**JOBS**
[1] In the thread, copy everything from "It seems to" down to "nor worsens that.", substituting "simple-type" for "SimpleType".
[2] Answer these questions from the thread:
(a) After the roundtrip through Cosmos, what value does 10.50 become?
(b) Which object mapper feature is named as a way to serialize numbers as strings?
(c) In which test class was the test case run without the simple type changes?

In particular, BigDecimal keeps around trailing zeroes after the decimal point (e.g. 10.50) via its scale but the roundtrip through cosmos turns that into the mathematically equivalent 10.5, which doesn't compare as equals in the context of BigDecimal.

The solution to that would be to serialize the numbers as string, which is what spring-data-mongodb does via a converter, can also be achived locally using @JsonFormat(shape = Shape.STRING) or could be done in the object mapper via feature SERIALIZE_NUMBERS_AS_STRING (probably way too broad) or an AnnotationIntrospector (bit of a misnomer as per Jackson docs) for all BigDecimal types.

What I'm unsure about is whether that last point is

  • orthogonal to this PR because it's not using field reflection either way
  • possible to configure in the object mapper without breaking any users on java pre-16/17 or having added --add-opens as per the linked issues.

I've triggered the IT pipeline. This is also my concern, since if a user already store their BigDecimal in the Cosmos DB using another version client, can the number be read using this version.

saragluna avatar May 22 '24 08:05 saragluna

My current understanding is that with or without the SimpleType changes, Jackson will special case BigDecimal and store it as a number, but I'd like to double-check that again.

Ran my test case in MappingCosmosConverterUnitTest without the simple type changes, which, as expected, required adding --add-opens java.base/java.math=spring.core to <javaModulesSurefireArgLine> in pom.xml and it still passes.

I have to say I'm a bit surprised by the roundtrip to string and back in https://github.com/Azure/azure-sdk-for-java/blob/ba810b442781bb77731c2bacea08d78b2ba59591/sdk/spring/azure-spring-data-cosmos/src/main/java/com/azure/spring/data/cosmos/core/convert/MappingCosmosConverter.java#L134-L135 because that's what actually looses the trailing zeroes before even reaching the backend.

It seems to have been introduced by https://github.com/Azure/azure-sdk-for-java/commit/61b37c98459b2290ed13b1ddc83035b0cd39069a, which mentions no reason to choose that method over ObjectMapper#valueToTree, but even that one does a full round-trip to JSON primitives and does not have the DecimalNode precision logic enabled.

Xiphoseer avatar May 22 '24 09:05 Xiphoseer

I've triggered the IT pipeline.

Thanks!

This is also my concern, since if a user already store their BigDecimal in the Cosmos DB using another version client, can the number be read using this version.

After the testing mentioned above, I'm fairly confident that the SimpleType changes will indeed not affect the actual serialization / deserialization.

Edit: quite the opposite actually. The existing implementation already looses scale/precison without user intervention and this PR neither solves nor worsens that.

Xiphoseer avatar May 22 '24 10:05 Xiphoseer

Thanks @saragluna for the PR review, appreciate your help! @trande4884 can you please run the spring integration tests on this pipeline, thanks!

kushagraThapar avatar May 22 '24 15:05 kushagraThapar

/azp run java - spring - tests

trande4884 avatar May 22 '24 17:05 trande4884

Azure Pipelines successfully started running 1 pipeline(s).

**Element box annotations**
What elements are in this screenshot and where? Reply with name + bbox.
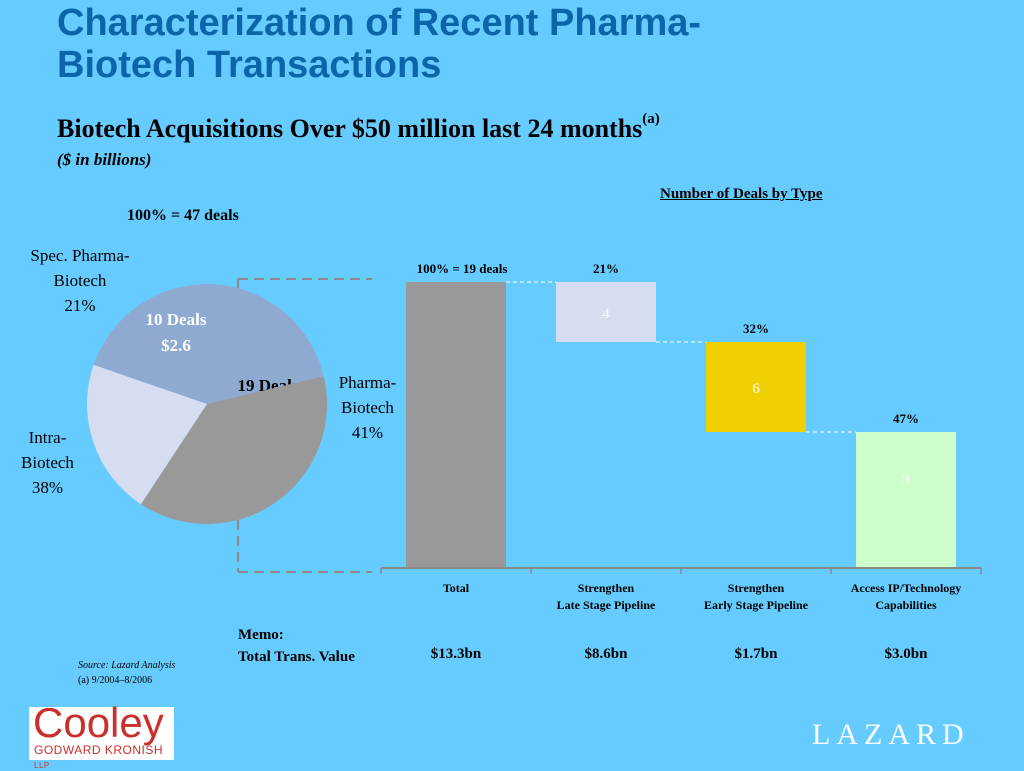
bar-top-label: 21% [593,261,619,276]
category-label-line: Access IP/Technology [850,581,962,595]
bar-ip-tech [856,432,956,567]
category-label-late-stage: Strengthen Late Stage Pipeline [531,580,681,614]
pie-label-line: 38% [31,478,64,497]
page-title: Characterization of Recent Pharma- Biote… [57,2,957,86]
units-note: ($ in billions) [57,150,152,169]
bar-value-label: 4 [602,306,610,322]
bar-total [406,282,506,567]
pie-label-line: Biotech [53,271,107,290]
memo-line: Total Trans. Value [238,649,355,665]
page-subtitle: Biotech Acquisitions Over $50 million la… [57,111,660,144]
footnote-line: (a) 9/2004–8/2006 [78,675,153,686]
pie-slice-value-label: $2.6 [161,336,191,355]
memo-value-ip-tech: $3.0bn [884,646,928,662]
category-label-line: Strengthen [727,581,785,595]
memo-line: Memo: [238,627,284,643]
bar-top-label: 100% = 19 deals [417,261,508,276]
pie-chart: 19 Deals$13.318 Deals$5.610 Deals$2.6 [87,284,327,524]
category-label-line: Strengthen [577,581,635,595]
pie-chart-title: 100% = 47 deals [127,207,239,224]
pie-label-line: 41% [351,423,384,442]
pie-slice-deals-label: 10 Deals [146,310,207,329]
cooley-logo-llp: LLP [34,761,50,770]
bar-value-label: 9 [902,471,910,487]
subtitle-footnote-mark: (a) [642,111,660,128]
category-label-line: Early Stage Pipeline [704,598,808,612]
subtitle-text: Biotech Acquisitions Over $50 million la… [57,114,643,143]
bar-top-label: 47% [893,411,919,426]
pie-slice-pharma-biotech [93,284,324,404]
pie-label-intra-biotech: Intra- Biotech 38% [0,425,95,500]
pie-label-line: Biotech [21,453,74,472]
cooley-logo-main: Cooley [33,699,164,746]
pie-label-spec-pharma: Spec. Pharma- Biotech 21% [10,243,150,318]
pie-slice-intra-biotech [140,376,327,524]
title-line-2: Biotech Transactions [57,44,442,86]
cooley-logo: Cooley GODWARD KRONISH LLP [29,699,174,770]
title-line-1: Characterization of Recent Pharma- [57,2,702,44]
memo-value-total: $13.3bn [430,646,482,662]
category-label-total: Total [381,580,531,597]
pie-label-line: Pharma- [338,373,397,392]
memo-value-early-stage: $1.7bn [734,646,778,662]
category-label-line: Late Stage Pipeline [556,598,656,612]
bar-late-stage [556,282,656,342]
category-label-line: Capabilities [875,598,937,612]
source-notes: Source: Lazard Analysis (a) 9/2004–8/200… [78,658,175,688]
memo-label: Memo: Total Trans. Value [238,624,355,668]
bar-early-stage [706,342,806,432]
source-line: Source: Lazard Analysis [78,660,176,671]
pie-label-line: Biotech [341,398,394,417]
category-label-line: Total [442,581,470,595]
category-label-early-stage: Strengthen Early Stage Pipeline [681,580,831,614]
pie-label-line: Intra- [28,428,67,447]
bar-chart: 100% = 19 deals 21% 4 32% 6 47% 9 [380,261,982,574]
bar-value-label: 6 [752,381,760,397]
cooley-logo-sub: GODWARD KRONISH LLP [34,743,174,771]
pie-slice-spec-pharma [87,364,207,505]
bar-top-label: 32% [743,321,769,336]
pie-label-pharma-biotech: Pharma- Biotech 41% [325,370,410,445]
memo-value-late-stage: $8.6bn [584,646,628,662]
category-label-ip-tech: Access IP/Technology Capabilities [831,580,981,614]
cooley-logo-sub-text: GODWARD KRONISH [34,743,164,757]
bar-chart-title: Number of Deals by Type [660,186,823,202]
pie-label-line: Spec. Pharma- [30,246,130,265]
pie-label-line: 21% [64,296,96,315]
lazard-logo: LAZARD [812,718,970,751]
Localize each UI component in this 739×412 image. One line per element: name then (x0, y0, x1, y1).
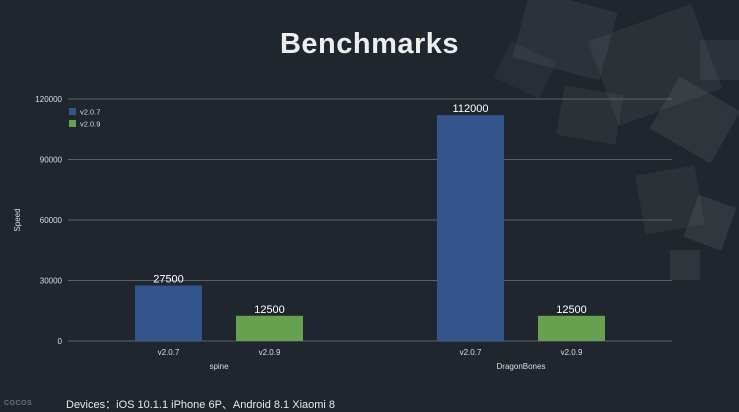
legend-label: v2.0.7 (80, 108, 100, 117)
bar-value-label: 12500 (556, 304, 587, 316)
background-shape (556, 85, 624, 145)
x-tick-label: v2.0.7 (460, 348, 482, 357)
x-tick-label: v2.0.9 (259, 348, 281, 357)
y-tick-label: 120000 (35, 95, 62, 104)
x-group-label: DragonBones (497, 362, 546, 371)
legend-label: v2.0.9 (80, 120, 100, 129)
y-tick-label: 90000 (40, 156, 63, 165)
legend-swatch (69, 120, 76, 127)
cocos-logo: COCOS (4, 400, 33, 407)
y-tick-label: 0 (58, 337, 63, 346)
x-tick-label: v2.0.7 (158, 348, 180, 357)
legend-swatch (69, 108, 76, 115)
x-group-label: spine (209, 362, 229, 371)
y-axis-label: Speed (13, 208, 22, 231)
x-tick-label: v2.0.9 (561, 348, 583, 357)
bar-dragonbones-v2.0.7 (437, 115, 504, 341)
y-tick-label: 30000 (40, 277, 63, 286)
y-tick-label: 60000 (40, 216, 63, 225)
background-shape (649, 76, 739, 164)
background-shape (700, 40, 739, 80)
background-shape (512, 0, 618, 81)
slide-title: Benchmarks (279, 28, 460, 60)
bar-spine-v2.0.7 (135, 285, 202, 341)
bar-value-label: 27500 (153, 274, 184, 286)
background-shape (683, 194, 737, 251)
bar-value-label: 112000 (453, 103, 489, 115)
bar-dragonbones-v2.0.9 (538, 315, 605, 341)
background-shape (635, 165, 705, 235)
background-shape (670, 250, 700, 280)
background-shape (493, 41, 557, 99)
background-shape (587, 3, 723, 127)
bar-spine-v2.0.9 (236, 315, 303, 341)
devices-footnote: Devices：iOS 10.1.1 iPhone 6P、Android 8.1… (66, 399, 336, 411)
bar-value-label: 12500 (254, 304, 285, 316)
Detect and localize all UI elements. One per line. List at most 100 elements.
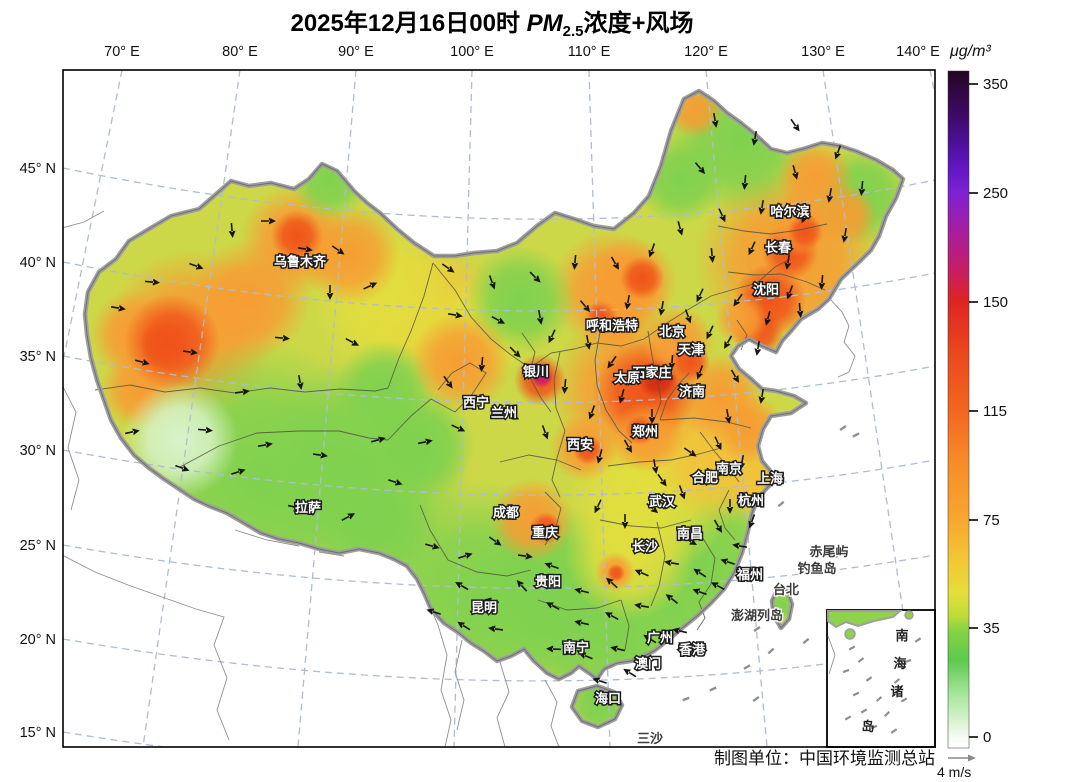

**COMPLETED EXERCISE**
[1]
It seems to have been introduced by https://github.com/Azure/azure-sdk-for-java/commit/61b37c98459b2290ed13b1ddc83035b0cd39069a, which mentions no reason to choose that method over ObjectMapper#valueToTree, but even that one does a full round-trip to JSON primitives and does not have the DecimalNode precision logic enabled.

Xiphoseer avatar May 22 '24 09:05 Xiphoseer

I've triggered the IT pipeline.

Thanks!

This is also my concern, since if a user already store their BigDecimal in the Cosmos DB using another version client, can the number be read using this version.

After the testing mentioned above, I'm fairly confident that the simple-type changes will indeed not affect the actual serialization / deserialization.

Edit: quite the opposite actually. The existing implementation already looses scale/precison without user intervention and this PR neither solves nor worsens that.

[2]
(a) 10.5
(b) SERIALIZE_NUMBERS_AS_STRING
(c) MappingCosmosConverterUnitTest